• Provided text:
▬▬▬▬▬▬▬▬▬▬

Following is Russia Today interviewing Economist Max Fraad Wolff, from The New School in New York, supporting an IMF report saying China’s economy will overtake that of the United States in five years on a purchasing-power parity (PPP) basis. This report has stirred up a new wave of discussions around the globe. I liked Wolff’s overall take on this issue, and I would like to chime in with some thoughts of my own. Please watch the footage below before continuing with this post.
Wolff didn’t elaborate on why the U.S. has been consistently making “bad policy decisions” in favor of short-term politically expedient ones. I watched a panel discussion on CCTV yesterday about this same topic. On the program, the host used the term “cowardice” as are some circles in criticizing the U.S. policy makers.
Regarding deficit, both the American public and government are in trouble. First, let’s look at the consumer side (see chart below of U.S. consumer borrowing in the last few decades):
On the government side, this year’s federal budget is $3.82 trillion, and with taxes amounting to $2.17 trillion, a short-fall of $1.65 trillion will be added to the overall national debt, which mounts to $15.1 trillion by year-end.
It is not rocket science for one to see both are problems of over spending. The above chart shows that in the last decade alone, the U.S. consumer borrowing has roughly DOUBLED.
One may argue, there could be a miracle breakthrough to American productivity and in turn economic output dramatically increases. Tax revenue will then be sufficiently large to pay down the debt. Well, miracles may occur from time to time, but they certainly do not occur frequently.
Wolff also said, U.S. by exporting manufacturing to China exports ‘growth’ as well. That is true. But, American corporations also enjoy incredible global competitiveness partly due to them leveraging China’s cheap labor pool. As in the case with the iPad, China is compensated very little in fact in the overall value chain. See “Fighting for Jobs in a Globalized World” by Allen. China could import more from the U.S., and that comes gradually as China’s population crawls out of poverty. China needs an opportunity to grow too.

▬▬▬▬▬▬▬▬▬▬

• Task goal: Please continue the post about China's economy overtaking the U.S., picking up after its last paragraph. The listing comes from a separate source.

• Data rows:
▬▬▬▬▬▬▬▬▬▬

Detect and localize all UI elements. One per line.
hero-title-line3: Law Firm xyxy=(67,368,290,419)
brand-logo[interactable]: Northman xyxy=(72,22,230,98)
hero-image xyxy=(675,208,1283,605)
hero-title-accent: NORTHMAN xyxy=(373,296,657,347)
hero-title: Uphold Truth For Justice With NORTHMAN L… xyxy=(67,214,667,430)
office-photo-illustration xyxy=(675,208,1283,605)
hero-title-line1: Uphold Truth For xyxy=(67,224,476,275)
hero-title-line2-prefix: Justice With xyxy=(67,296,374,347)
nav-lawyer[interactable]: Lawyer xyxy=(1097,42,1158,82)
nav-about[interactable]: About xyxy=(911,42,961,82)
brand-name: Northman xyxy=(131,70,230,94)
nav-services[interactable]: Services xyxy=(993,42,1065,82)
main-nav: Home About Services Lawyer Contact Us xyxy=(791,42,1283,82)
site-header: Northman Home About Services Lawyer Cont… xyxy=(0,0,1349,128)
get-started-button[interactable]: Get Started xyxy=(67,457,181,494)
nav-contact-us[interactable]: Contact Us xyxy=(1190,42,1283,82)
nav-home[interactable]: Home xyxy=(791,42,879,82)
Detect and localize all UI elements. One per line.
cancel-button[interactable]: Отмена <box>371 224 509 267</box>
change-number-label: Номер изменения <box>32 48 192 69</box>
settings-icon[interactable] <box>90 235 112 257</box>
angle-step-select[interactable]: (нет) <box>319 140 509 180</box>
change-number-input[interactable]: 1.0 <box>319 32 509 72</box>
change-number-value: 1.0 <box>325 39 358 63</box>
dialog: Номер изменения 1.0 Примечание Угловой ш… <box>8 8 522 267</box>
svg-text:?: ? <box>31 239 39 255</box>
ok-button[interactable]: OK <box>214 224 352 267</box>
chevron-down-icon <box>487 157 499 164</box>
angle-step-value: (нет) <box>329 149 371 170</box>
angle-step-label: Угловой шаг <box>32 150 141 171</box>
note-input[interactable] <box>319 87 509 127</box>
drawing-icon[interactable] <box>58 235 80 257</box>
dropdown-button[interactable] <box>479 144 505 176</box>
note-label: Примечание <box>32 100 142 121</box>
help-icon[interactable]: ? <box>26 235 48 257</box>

▬▬▬▬▬▬▬▬▬▬

• Answer to this problem:
I would characterize the trade relationship as the U.S. enjoying spectacular standards of living by exporting some ‘growth’ to China. Who is getting a better deal? That was arbitrated by the smartest people on both sides, when China agreed to U.S. terms in order to gain entry into the WTO long time ago. In exchange, China was recognized primarily as a developing country. Fairness therefore must be viewed through that relationship.
And, the truth is, across America, there is broad recognition the country needs to cut back spending. China is not holding a gun requiring the U.S. to spend beyond her means. Nobody else is doing that.
With the Fed constantly printing USD (and by the way, this act is now ‘sophisticatedly’ termed “quantitative easing”), the U.S. is doing just that on her own.
The latest quantitative easing, or QE2, was sold to the American public on this idea that with unemployment high, the government must pump money into the system and relax credit to spur investments and job creation. With unemployment too high, there could be social unrest in America. (I know, “social unrest” sounds strange to describe what might happen in America, but that’s the truth, isn’t it?) To stay on the job, the Obama administration must embark on this short term decision to temporarily prop up the economy.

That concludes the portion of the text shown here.